** start Dataset content **

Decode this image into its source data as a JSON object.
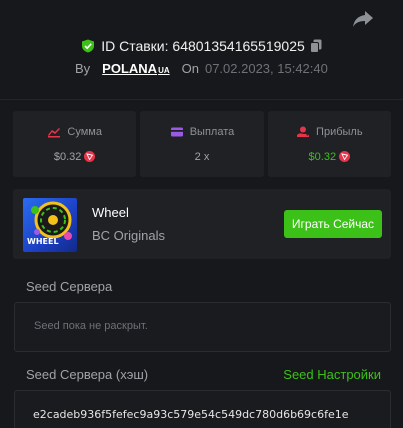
{
  "header": {
    "bet_id_label": "ID Ставки: 64801354165519025",
    "by_label": "By",
    "username": "POLANA",
    "username_suffix": "UA",
    "on_label": "On",
    "datetime": "07.02.2023, 15:42:40"
  },
  "stats": [
    {
      "label": "Сумма",
      "value": "$0.32",
      "icon": "bet-amount-icon"
    },
    {
      "label": "Выплата",
      "value": "2 x",
      "icon": "payout-card-icon"
    },
    {
      "label": "Прибыль",
      "value": "$0.32",
      "icon": "profit-hand-icon"
    }
  ],
  "game": {
    "thumbnail_label": "WHEEL",
    "name": "Wheel",
    "provider": "BC Originals",
    "play_button": "Играть Сейчас"
  },
  "seeds": {
    "server_seed_label": "Seed Сервера",
    "server_seed_value": "Seed пока не раскрыт.",
    "hash_label": "Seed Сервера (хэш)",
    "settings_link": "Seed Настройки",
    "hash_value": "e2cadeb936f5fefec9a93c579e54c549dc780d6b69c6fe1e"
  },
  "colors": {
    "background": "#17181b",
    "panel": "#1f2125",
    "accent_green": "#3bc117",
    "tron_red": "#e8344a"
  }
}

** end Dataset content **

Problem to solve
Write every record out again exactly; no pictures belong in the copy.

Task result
Decode this image into its source data as a JSON object.
{
  "header": {
    "bet_id_label": "ID Ставки: 64801354165519025",
    "by_label": "By",
    "username": "POLANA",
    "username_suffix": "UA",
    "on_label": "On",
    "datetime": "07.02.2023, 15:42:40"
  },
  "stats": [
    {
      "label": "Сумма",
      "value": "$0.32",
      "icon": "bet-amount-icon"
    },
    {
      "label": "Выплата",
      "value": "2 x",
      "icon": "payout-card-icon"
    },
    {
      "label": "Прибыль",
      "value": "$0.32",
      "icon": "profit-hand-icon"
    }
  ],
  "game": {
    "thumbnail_label": "WHEEL",
    "name": "Wheel",
    "provider": "BC Originals",
    "play_button": "Играть Сейчас"
  },
  "seeds": {
    "server_seed_label": "Seed Сервера",
    "server_seed_value": "Seed пока не раскрыт.",
    "hash_label": "Seed Сервера (хэш)",
    "settings_link": "Seed Настройки",
    "hash_value": "e2cadeb936f5fefec9a93c579e54c549dc780d6b69c6fe1e"
  },
  "colors": {
    "background": "#17181b",
    "panel": "#1f2125",
    "accent_green": "#3bc117",
    "tron_red": "#e8344a"
  }
}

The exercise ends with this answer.